[Data items]
============
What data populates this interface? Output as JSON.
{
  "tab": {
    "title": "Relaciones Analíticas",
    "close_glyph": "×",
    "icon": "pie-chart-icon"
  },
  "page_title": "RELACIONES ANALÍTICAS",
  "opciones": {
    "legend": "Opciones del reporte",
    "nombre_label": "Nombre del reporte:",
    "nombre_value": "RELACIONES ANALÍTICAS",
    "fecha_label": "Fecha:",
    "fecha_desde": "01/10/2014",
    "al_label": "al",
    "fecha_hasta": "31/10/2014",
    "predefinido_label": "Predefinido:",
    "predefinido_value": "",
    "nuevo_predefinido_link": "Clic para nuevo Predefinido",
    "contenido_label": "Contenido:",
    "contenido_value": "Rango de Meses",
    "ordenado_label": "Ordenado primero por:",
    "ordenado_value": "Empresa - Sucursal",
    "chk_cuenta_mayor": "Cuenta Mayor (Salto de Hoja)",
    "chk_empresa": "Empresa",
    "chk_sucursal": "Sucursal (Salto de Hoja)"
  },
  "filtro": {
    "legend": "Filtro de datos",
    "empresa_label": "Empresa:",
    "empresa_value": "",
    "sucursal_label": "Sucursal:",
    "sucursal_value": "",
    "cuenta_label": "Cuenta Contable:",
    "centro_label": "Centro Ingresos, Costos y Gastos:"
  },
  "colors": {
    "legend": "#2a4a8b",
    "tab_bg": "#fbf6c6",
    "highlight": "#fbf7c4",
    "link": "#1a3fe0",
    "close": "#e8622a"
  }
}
============
• **Written instruction**: Look for "Hoja" and pull out every line that has it.

• **Answer in full**:
    "chk_cuenta_mayor": "Cuenta Mayor (Salto de Hoja)",
    "chk_sucursal": "Sucursal (Salto de Hoja)"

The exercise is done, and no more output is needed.